Lines containing "yang" are to be counted. Report the count alone.

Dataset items

============================================================

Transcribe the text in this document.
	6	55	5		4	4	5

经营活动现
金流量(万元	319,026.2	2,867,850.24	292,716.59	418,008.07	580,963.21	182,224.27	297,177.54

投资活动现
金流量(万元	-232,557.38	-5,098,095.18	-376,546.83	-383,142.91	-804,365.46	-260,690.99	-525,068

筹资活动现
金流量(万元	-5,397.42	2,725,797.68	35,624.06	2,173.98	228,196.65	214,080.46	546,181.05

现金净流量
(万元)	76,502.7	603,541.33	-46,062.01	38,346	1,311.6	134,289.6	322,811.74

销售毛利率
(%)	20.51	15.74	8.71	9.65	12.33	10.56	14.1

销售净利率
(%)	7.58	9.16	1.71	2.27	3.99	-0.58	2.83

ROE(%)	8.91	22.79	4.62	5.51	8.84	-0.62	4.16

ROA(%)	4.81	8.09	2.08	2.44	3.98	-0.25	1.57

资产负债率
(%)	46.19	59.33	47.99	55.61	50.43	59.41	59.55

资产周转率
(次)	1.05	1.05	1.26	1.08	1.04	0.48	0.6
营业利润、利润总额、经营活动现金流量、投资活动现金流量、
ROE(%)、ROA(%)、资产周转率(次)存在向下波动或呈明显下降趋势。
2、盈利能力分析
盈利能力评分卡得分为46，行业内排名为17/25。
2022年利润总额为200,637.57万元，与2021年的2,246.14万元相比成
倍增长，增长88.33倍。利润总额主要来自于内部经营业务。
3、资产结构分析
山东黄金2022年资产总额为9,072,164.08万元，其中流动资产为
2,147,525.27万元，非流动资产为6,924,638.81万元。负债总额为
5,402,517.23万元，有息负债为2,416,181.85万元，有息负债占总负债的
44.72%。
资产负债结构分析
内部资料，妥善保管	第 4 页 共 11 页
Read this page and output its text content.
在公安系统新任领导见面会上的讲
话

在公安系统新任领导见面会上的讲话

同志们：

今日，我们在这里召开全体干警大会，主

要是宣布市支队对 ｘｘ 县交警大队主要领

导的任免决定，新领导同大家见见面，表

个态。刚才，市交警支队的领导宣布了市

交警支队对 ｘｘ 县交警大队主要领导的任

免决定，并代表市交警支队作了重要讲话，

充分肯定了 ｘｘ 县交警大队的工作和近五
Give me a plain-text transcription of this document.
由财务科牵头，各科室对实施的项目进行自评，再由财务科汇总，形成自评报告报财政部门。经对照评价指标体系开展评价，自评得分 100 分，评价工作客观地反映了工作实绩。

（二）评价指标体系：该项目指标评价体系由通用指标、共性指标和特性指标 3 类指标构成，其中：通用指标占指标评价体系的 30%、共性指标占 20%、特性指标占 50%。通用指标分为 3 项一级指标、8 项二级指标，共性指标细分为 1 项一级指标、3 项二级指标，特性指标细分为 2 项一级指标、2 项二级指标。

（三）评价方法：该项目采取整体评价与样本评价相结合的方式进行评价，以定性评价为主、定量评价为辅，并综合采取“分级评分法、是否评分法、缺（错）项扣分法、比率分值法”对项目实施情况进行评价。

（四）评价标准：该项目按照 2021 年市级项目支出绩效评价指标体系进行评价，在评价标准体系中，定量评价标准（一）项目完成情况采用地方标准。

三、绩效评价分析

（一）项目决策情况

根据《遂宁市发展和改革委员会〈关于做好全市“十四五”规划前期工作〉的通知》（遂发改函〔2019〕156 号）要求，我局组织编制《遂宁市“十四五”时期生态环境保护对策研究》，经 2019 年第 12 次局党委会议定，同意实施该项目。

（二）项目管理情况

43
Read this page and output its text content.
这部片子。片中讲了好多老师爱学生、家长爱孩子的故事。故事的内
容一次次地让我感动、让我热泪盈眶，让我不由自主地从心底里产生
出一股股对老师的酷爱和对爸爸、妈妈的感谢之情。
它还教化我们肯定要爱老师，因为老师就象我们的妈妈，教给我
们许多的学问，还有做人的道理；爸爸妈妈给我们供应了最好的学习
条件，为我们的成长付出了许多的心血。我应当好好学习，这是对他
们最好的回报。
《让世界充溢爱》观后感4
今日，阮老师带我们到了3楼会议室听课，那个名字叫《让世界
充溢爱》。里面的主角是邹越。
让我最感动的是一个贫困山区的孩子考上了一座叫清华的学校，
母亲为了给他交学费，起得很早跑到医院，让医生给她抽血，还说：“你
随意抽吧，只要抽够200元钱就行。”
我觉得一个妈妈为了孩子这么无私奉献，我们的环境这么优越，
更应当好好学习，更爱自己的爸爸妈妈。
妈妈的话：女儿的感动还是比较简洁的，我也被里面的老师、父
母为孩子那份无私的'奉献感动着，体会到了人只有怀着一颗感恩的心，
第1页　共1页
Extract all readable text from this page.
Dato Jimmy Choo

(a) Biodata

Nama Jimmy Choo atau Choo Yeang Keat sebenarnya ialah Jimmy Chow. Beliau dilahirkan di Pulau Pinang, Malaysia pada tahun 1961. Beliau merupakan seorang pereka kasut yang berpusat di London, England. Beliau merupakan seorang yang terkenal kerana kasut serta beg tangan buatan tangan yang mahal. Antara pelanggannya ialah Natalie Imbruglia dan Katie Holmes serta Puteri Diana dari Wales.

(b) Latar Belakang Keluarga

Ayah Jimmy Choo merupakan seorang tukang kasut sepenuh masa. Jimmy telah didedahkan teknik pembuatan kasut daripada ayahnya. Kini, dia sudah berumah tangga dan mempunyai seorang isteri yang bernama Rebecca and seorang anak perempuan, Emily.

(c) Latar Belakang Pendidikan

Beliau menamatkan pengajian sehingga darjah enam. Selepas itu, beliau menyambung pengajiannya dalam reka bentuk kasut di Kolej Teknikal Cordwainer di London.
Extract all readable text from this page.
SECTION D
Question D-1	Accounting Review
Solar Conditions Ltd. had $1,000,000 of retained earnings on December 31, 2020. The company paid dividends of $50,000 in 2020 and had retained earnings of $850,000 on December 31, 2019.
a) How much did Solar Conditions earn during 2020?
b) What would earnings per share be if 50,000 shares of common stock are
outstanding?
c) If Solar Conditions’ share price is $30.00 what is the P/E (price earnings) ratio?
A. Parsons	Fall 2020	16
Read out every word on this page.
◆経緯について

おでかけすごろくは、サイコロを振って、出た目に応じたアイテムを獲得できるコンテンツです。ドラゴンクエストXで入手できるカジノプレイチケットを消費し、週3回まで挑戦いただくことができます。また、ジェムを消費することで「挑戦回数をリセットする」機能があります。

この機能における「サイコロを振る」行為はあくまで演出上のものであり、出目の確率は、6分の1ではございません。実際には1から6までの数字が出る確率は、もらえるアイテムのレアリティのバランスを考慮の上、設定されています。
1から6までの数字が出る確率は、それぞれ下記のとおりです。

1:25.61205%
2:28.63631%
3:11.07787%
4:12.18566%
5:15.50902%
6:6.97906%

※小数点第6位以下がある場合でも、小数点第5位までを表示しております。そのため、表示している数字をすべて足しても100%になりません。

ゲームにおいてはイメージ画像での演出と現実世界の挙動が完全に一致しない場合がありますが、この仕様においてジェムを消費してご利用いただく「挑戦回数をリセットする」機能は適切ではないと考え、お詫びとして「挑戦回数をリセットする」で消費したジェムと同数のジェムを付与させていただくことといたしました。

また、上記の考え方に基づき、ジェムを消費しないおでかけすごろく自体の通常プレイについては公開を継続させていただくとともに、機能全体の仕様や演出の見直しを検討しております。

============================================================

• **Completed task**: 2